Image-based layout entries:
________________________________________
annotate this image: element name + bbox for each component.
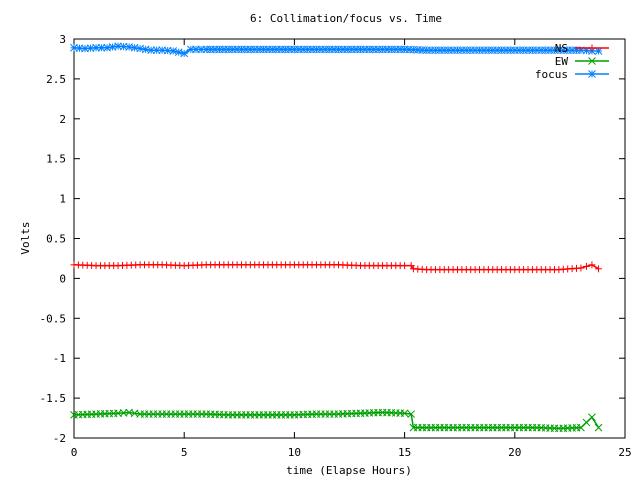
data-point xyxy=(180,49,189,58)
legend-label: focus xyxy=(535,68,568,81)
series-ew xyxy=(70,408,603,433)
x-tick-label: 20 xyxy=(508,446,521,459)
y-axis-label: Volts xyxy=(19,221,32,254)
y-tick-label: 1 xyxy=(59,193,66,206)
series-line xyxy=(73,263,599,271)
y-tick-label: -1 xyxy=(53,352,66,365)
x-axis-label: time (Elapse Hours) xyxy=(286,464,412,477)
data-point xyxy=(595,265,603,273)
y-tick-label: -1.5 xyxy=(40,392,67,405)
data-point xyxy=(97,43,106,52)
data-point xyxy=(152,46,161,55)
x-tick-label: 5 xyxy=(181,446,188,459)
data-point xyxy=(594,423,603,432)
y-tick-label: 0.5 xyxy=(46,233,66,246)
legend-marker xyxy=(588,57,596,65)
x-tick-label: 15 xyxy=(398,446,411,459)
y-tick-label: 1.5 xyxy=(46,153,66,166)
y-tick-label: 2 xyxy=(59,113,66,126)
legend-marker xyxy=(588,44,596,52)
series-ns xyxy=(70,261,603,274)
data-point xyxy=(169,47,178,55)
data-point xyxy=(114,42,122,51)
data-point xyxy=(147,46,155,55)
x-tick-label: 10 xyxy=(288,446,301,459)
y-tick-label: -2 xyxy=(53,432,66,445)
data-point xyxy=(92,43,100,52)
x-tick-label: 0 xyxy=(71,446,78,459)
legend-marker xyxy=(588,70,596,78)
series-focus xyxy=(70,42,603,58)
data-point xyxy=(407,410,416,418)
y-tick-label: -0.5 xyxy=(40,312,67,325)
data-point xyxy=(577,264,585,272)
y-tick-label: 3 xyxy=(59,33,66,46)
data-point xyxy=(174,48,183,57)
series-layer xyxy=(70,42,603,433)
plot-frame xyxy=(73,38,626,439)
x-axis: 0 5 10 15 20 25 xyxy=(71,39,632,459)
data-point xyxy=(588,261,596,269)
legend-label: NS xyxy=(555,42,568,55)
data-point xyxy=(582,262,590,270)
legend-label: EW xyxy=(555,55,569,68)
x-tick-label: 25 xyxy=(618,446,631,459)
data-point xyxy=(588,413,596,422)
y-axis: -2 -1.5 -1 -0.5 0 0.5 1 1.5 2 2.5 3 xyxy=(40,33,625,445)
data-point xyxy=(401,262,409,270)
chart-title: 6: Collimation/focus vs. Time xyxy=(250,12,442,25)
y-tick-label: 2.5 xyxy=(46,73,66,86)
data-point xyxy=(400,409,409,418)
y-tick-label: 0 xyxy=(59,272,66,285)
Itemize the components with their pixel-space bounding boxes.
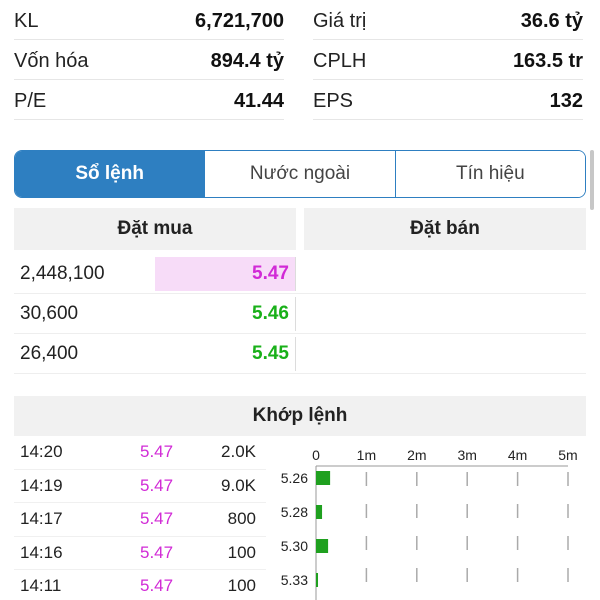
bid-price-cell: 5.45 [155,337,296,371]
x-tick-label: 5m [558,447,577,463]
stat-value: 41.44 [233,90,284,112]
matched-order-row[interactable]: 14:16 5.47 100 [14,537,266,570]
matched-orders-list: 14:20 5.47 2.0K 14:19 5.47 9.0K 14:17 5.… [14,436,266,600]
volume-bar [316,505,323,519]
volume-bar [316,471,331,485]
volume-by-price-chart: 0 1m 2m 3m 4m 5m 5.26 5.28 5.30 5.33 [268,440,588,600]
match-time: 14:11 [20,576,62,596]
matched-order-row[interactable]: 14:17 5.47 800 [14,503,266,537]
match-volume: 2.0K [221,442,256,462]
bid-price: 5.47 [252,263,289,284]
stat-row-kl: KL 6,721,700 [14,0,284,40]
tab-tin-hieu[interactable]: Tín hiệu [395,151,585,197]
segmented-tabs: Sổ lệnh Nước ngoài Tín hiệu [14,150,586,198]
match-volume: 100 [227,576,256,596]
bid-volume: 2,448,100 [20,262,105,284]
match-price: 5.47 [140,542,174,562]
________________________________________
Work to do:
Print all the data above again, line for line and character for character, but leave out the picture lines.

Complete answer:
annotate this image: element name + bbox for each component.
data-point xyxy=(180,49,189,58)
legend-label: focus xyxy=(535,68,568,81)
series-ew xyxy=(70,408,603,433)
x-tick-label: 20 xyxy=(508,446,521,459)
y-axis-label: Volts xyxy=(19,221,32,254)
y-tick-label: 1 xyxy=(59,193,66,206)
series-line xyxy=(73,263,599,271)
y-tick-label: -1 xyxy=(53,352,66,365)
x-axis-label: time (Elapse Hours) xyxy=(286,464,412,477)
data-point xyxy=(595,265,603,273)
y-tick-label: -1.5 xyxy=(40,392,67,405)
data-point xyxy=(97,43,106,52)
data-point xyxy=(152,46,161,55)
x-tick-label: 5 xyxy=(181,446,188,459)
data-point xyxy=(594,423,603,432)
y-tick-label: 0.5 xyxy=(46,233,66,246)
legend-marker xyxy=(588,57,596,65)
x-tick-label: 15 xyxy=(398,446,411,459)
y-tick-label: 1.5 xyxy=(46,153,66,166)
y-tick-label: 2 xyxy=(59,113,66,126)
legend-marker xyxy=(588,44,596,52)
series-ns xyxy=(70,261,603,274)
data-point xyxy=(169,47,178,55)
data-point xyxy=(114,42,122,51)
data-point xyxy=(147,46,155,55)
x-tick-label: 10 xyxy=(288,446,301,459)
y-tick-label: -2 xyxy=(53,432,66,445)
data-point xyxy=(92,43,100,52)
x-tick-label: 0 xyxy=(71,446,78,459)
legend-marker xyxy=(588,70,596,78)
series-focus xyxy=(70,42,603,58)
data-point xyxy=(407,410,416,418)
y-tick-label: -0.5 xyxy=(40,312,67,325)
data-point xyxy=(577,264,585,272)
y-tick-label: 3 xyxy=(59,33,66,46)
data-point xyxy=(174,48,183,57)
series-layer xyxy=(70,42,603,433)
plot-frame xyxy=(73,38,626,439)
x-axis: 0 5 10 15 20 25 xyxy=(71,39,632,459)
data-point xyxy=(588,261,596,269)
legend-label: NS xyxy=(555,42,568,55)
data-point xyxy=(582,262,590,270)
legend-label: EW xyxy=(555,55,569,68)
x-tick-label: 25 xyxy=(618,446,631,459)
data-point xyxy=(588,413,596,422)
y-axis: -2 -1.5 -1 -0.5 0 0.5 1 1.5 2 2.5 3 xyxy=(40,33,625,445)
data-point xyxy=(401,262,409,270)
chart-title: 6: Collimation/focus vs. Time xyxy=(250,12,442,25)
y-tick-label: 2.5 xyxy=(46,73,66,86)
data-point xyxy=(400,409,409,418)
y-tick-label: 0 xyxy=(59,272,66,285)
Itemize the components with their pixel-space bounding boxes.
bid-price-cell: 5.45 [155,337,296,371]
x-tick-label: 5m [558,447,577,463]
stat-value: 41.44 [233,90,284,112]
matched-order-row[interactable]: 14:16 5.47 100 [14,537,266,570]
matched-orders-list: 14:20 5.47 2.0K 14:19 5.47 9.0K 14:17 5.… [14,436,266,600]
volume-bar [316,505,323,519]
volume-bar [316,471,331,485]
volume-by-price-chart: 0 1m 2m 3m 4m 5m 5.26 5.28 5.30 5.33 [268,440,588,600]
match-time: 14:11 [20,576,62,596]
matched-order-row[interactable]: 14:17 5.47 800 [14,503,266,537]
match-volume: 2.0K [221,442,256,462]
bid-price: 5.47 [252,263,289,284]
stat-row-kl: KL 6,721,700 [14,0,284,40]
tab-tin-hieu[interactable]: Tín hiệu [395,151,585,197]
segmented-tabs: Sổ lệnh Nước ngoài Tín hiệu [14,150,586,198]
match-volume: 100 [227,576,256,596]
bid-volume: 2,448,100 [20,262,105,284]
match-price: 5.47 [140,542,174,562]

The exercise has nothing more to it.